• _Task to complete_
All of the data needs to be repeated exactly.

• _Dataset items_
-- Begin --
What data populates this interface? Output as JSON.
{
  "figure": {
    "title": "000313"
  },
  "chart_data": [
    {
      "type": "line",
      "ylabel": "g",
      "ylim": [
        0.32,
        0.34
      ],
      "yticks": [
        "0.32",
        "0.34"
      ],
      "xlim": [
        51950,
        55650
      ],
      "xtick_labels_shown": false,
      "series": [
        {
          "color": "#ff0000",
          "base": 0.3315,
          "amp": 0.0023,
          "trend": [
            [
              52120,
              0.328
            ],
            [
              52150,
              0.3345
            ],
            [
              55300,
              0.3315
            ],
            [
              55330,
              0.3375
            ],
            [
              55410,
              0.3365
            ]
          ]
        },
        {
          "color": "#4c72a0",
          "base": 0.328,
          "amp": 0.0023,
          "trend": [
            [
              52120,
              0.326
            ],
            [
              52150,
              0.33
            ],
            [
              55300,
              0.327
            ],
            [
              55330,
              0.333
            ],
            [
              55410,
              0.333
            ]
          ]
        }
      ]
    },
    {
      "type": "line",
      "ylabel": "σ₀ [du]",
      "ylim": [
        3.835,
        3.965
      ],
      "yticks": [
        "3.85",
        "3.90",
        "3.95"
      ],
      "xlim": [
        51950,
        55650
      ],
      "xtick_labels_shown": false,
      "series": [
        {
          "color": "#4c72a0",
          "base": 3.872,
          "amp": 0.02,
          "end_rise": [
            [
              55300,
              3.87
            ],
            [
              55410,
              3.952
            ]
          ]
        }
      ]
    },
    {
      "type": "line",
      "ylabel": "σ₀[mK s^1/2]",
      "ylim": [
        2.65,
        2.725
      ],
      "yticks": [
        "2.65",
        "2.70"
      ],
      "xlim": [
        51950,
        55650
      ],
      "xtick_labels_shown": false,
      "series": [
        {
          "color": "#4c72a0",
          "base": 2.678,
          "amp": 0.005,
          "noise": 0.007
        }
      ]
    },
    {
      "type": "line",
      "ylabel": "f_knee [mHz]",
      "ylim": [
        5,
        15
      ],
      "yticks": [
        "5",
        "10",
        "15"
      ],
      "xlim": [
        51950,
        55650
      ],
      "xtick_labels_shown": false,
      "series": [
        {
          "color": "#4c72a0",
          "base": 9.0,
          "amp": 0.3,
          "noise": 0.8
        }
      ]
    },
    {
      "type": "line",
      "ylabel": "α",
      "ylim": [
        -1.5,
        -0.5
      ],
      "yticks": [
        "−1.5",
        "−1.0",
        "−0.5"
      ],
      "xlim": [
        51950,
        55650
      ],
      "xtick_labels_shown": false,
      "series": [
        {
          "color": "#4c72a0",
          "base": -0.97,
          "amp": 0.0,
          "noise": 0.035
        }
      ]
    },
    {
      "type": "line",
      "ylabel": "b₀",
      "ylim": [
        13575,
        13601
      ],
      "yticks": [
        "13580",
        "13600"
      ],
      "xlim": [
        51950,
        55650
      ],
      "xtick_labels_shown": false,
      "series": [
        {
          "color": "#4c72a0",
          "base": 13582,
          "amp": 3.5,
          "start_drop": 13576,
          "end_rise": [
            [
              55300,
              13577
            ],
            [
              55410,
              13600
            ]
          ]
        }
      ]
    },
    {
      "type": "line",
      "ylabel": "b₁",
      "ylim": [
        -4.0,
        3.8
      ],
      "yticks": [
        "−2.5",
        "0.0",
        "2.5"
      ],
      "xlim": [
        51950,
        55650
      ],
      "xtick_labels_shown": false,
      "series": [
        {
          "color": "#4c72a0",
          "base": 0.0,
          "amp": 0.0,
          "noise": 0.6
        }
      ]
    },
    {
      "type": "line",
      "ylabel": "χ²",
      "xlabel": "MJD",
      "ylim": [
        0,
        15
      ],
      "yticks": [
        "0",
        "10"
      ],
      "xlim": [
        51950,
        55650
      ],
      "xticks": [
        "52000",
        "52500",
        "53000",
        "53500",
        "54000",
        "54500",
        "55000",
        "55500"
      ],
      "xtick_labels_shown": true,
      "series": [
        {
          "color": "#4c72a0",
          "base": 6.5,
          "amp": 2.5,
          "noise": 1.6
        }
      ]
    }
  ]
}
-- End --
• _The response_
What data populates this interface? Output as JSON.
{
  "figure": {
    "title": "000313"
  },
  "chart_data": [
    {
      "type": "line",
      "ylabel": "g",
      "ylim": [
        0.32,
        0.34
      ],
      "yticks": [
        "0.32",
        "0.34"
      ],
      "xlim": [
        51950,
        55650
      ],
      "xtick_labels_shown": false,
      "series": [
        {
          "color": "#ff0000",
          "base": 0.3315,
          "amp": 0.0023,
          "trend": [
            [
              52120,
              0.328
            ],
            [
              52150,
              0.3345
            ],
            [
              55300,
              0.3315
            ],
            [
              55330,
              0.3375
            ],
            [
              55410,
              0.3365
            ]
          ]
        },
        {
          "color": "#4c72a0",
          "base": 0.328,
          "amp": 0.0023,
          "trend": [
            [
              52120,
              0.326
            ],
            [
              52150,
              0.33
            ],
            [
              55300,
              0.327
            ],
            [
              55330,
              0.333
            ],
            [
              55410,
              0.333
            ]
          ]
        }
      ]
    },
    {
      "type": "line",
      "ylabel": "σ₀ [du]",
      "ylim": [
        3.835,
        3.965
      ],
      "yticks": [
        "3.85",
        "3.90",
        "3.95"
      ],
      "xlim": [
        51950,
        55650
      ],
      "xtick_labels_shown": false,
      "series": [
        {
          "color": "#4c72a0",
          "base": 3.872,
          "amp": 0.02,
          "end_rise": [
            [
              55300,
              3.87
            ],
            [
              55410,
              3.952
            ]
          ]
        }
      ]
    },
    {
      "type": "line",
      "ylabel": "σ₀[mK s^1/2]",
      "ylim": [
        2.65,
        2.725
      ],
      "yticks": [
        "2.65",
        "2.70"
      ],
      "xlim": [
        51950,
        55650
      ],
      "xtick_labels_shown": false,
      "series": [
        {
          "color": "#4c72a0",
          "base": 2.678,
          "amp": 0.005,
          "noise": 0.007
        }
      ]
    },
    {
      "type": "line",
      "ylabel": "f_knee [mHz]",
      "ylim": [
        5,
        15
      ],
      "yticks": [
        "5",
        "10",
        "15"
      ],
      "xlim": [
        51950,
        55650
      ],
      "xtick_labels_shown": false,
      "series": [
        {
          "color": "#4c72a0",
          "base": 9.0,
          "amp": 0.3,
          "noise": 0.8
        }
      ]
    },
    {
      "type": "line",
      "ylabel": "α",
      "ylim": [
        -1.5,
        -0.5
      ],
      "yticks": [
        "−1.5",
        "−1.0",
        "−0.5"
      ],
      "xlim": [
        51950,
        55650
      ],
      "xtick_labels_shown": false,
      "series": [
        {
          "color": "#4c72a0",
          "base": -0.97,
          "amp": 0.0,
          "noise": 0.035
        }
      ]
    },
    {
      "type": "line",
      "ylabel": "b₀",
      "ylim": [
        13575,
        13601
      ],
      "yticks": [
        "13580",
        "13600"
      ],
      "xlim": [
        51950,
        55650
      ],
      "xtick_labels_shown": false,
      "series": [
        {
          "color": "#4c72a0",
          "base": 13582,
          "amp": 3.5,
          "start_drop": 13576,
          "end_rise": [
            [
              55300,
              13577
            ],
            [
              55410,
              13600
            ]
          ]
        }
      ]
    },
    {
      "type": "line",
      "ylabel": "b₁",
      "ylim": [
        -4.0,
        3.8
      ],
      "yticks": [
        "−2.5",
        "0.0",
        "2.5"
      ],
      "xlim": [
        51950,
        55650
      ],
      "xtick_labels_shown": false,
      "series": [
        {
          "color": "#4c72a0",
          "base": 0.0,
          "amp": 0.0,
          "noise": 0.6
        }
      ]
    },
    {
      "type": "line",
      "ylabel": "χ²",
      "xlabel": "MJD",
      "ylim": [
        0,
        15
      ],
      "yticks": [
        "0",
        "10"
      ],
      "xlim": [
        51950,
        55650
      ],
      "xticks": [
        "52000",
        "52500",
        "53000",
        "53500",
        "54000",
        "54500",
        "55000",
        "55500"
      ],
      "xtick_labels_shown": true,
      "series": [
        {
          "color": "#4c72a0",
          "base": 6.5,
          "amp": 2.5,
          "noise": 1.6
        }
      ]
    }
  ]
}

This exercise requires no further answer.